■ Brief
Take every line from the material that has the word "complete" in it.

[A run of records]
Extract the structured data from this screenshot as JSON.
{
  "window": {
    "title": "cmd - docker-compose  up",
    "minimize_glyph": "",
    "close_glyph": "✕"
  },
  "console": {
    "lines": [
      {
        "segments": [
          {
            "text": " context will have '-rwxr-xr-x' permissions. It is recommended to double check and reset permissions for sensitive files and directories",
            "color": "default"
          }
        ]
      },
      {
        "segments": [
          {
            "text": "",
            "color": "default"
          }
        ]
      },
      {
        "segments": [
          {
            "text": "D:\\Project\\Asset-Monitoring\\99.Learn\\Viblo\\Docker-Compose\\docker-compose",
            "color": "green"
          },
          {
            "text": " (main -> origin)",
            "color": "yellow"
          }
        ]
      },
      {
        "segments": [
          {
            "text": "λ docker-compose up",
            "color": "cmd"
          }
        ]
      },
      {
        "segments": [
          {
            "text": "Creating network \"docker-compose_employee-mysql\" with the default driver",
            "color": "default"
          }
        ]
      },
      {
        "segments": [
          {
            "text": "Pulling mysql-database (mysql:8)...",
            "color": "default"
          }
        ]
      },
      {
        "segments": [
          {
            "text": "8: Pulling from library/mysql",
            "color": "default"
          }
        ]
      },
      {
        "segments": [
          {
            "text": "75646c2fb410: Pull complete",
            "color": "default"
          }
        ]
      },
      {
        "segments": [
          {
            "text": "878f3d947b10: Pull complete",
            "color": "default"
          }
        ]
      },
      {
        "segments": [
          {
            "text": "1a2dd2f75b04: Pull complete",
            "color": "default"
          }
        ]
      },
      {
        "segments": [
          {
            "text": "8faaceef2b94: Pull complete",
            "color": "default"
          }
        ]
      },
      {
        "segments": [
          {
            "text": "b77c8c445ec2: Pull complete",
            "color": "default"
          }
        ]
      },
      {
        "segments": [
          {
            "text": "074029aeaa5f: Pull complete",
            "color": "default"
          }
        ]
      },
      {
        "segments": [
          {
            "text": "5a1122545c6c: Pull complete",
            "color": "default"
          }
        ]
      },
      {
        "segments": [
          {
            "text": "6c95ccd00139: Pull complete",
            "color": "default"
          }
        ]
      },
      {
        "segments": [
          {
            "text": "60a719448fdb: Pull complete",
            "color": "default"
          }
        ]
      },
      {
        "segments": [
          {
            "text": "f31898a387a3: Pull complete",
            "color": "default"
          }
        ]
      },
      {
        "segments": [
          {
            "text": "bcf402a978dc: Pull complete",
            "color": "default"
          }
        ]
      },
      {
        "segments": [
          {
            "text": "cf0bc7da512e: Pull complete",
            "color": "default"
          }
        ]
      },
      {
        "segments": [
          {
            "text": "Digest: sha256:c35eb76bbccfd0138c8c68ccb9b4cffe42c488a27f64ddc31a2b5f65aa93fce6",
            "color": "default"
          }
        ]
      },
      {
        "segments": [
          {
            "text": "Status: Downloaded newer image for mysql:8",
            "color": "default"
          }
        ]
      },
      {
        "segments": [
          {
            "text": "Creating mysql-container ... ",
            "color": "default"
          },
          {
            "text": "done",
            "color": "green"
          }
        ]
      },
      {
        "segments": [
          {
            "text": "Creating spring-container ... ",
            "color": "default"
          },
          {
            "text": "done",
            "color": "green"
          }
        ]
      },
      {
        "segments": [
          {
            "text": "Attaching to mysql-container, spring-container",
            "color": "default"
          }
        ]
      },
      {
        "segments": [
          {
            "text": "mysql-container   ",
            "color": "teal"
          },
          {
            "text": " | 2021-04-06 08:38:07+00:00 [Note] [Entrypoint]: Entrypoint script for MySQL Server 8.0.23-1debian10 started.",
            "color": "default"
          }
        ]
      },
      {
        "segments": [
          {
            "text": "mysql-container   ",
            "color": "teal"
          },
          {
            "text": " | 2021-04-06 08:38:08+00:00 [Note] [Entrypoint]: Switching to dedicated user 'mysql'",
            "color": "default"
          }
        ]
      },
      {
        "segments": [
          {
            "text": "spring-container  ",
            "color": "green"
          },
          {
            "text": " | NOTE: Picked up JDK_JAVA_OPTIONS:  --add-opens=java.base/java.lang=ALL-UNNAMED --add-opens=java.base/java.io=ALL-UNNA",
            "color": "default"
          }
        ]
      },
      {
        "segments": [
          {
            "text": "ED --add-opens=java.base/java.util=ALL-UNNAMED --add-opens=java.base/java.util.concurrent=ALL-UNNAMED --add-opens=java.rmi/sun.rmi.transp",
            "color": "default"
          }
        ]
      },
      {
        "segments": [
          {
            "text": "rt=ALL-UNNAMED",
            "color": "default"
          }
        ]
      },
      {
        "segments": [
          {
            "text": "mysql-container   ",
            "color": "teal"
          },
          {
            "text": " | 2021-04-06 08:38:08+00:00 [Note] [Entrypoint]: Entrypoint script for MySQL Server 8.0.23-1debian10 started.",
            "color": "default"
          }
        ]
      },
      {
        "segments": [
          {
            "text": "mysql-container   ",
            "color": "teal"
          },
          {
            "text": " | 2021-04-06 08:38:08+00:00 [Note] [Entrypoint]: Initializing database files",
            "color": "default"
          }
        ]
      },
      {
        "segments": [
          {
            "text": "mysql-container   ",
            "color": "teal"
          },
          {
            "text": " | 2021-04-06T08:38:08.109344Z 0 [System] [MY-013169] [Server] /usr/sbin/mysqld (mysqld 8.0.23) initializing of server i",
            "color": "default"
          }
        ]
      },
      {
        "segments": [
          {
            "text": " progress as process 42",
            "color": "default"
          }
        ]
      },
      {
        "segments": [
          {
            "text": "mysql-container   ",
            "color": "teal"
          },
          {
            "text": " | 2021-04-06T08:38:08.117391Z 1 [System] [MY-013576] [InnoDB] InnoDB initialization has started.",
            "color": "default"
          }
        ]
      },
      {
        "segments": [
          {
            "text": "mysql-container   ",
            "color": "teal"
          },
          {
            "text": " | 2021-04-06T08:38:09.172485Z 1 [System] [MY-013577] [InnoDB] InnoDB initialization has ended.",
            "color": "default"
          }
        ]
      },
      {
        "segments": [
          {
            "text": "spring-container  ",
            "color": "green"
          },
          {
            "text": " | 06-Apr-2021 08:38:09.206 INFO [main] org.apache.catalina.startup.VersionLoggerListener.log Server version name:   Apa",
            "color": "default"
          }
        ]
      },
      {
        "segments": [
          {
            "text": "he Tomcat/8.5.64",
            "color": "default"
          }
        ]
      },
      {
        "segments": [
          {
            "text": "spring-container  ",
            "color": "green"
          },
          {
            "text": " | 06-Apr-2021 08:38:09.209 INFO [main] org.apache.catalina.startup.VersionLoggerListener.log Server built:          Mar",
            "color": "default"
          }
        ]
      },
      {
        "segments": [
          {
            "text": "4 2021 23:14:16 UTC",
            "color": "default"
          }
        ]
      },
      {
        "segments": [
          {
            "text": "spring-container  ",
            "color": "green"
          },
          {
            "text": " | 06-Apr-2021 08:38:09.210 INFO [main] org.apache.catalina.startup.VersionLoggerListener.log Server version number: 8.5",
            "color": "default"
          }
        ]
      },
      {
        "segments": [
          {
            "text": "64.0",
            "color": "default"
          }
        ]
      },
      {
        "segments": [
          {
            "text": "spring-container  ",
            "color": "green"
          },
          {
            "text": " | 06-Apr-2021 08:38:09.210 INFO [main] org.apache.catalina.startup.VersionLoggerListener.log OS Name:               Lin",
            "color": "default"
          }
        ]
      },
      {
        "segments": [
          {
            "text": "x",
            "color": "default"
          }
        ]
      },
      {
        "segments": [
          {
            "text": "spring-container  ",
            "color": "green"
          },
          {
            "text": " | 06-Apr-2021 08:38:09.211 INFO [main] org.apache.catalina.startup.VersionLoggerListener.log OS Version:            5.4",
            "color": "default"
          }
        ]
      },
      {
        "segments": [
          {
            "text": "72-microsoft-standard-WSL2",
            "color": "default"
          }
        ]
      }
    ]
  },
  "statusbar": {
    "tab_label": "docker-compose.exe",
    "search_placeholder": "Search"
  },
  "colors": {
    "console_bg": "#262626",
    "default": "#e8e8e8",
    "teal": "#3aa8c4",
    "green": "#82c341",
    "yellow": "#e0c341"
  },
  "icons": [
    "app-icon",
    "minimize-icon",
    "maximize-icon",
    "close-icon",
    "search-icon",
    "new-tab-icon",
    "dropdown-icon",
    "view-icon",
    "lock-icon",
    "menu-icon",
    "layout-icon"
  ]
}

■ Expected answer
            "text": "75646c2fb410: Pull complete",
            "text": "878f3d947b10: Pull complete",
            "text": "1a2dd2f75b04: Pull complete",
            "text": "8faaceef2b94: Pull complete",
            "text": "b77c8c445ec2: Pull complete",
            "text": "074029aeaa5f: Pull complete",
            "text": "5a1122545c6c: Pull complete",
            "text": "6c95ccd00139: Pull complete",
            "text": "60a719448fdb: Pull complete",
            "text": "f31898a387a3: Pull complete",
            "text": "bcf402a978dc: Pull complete",
            "text": "cf0bc7da512e: Pull complete",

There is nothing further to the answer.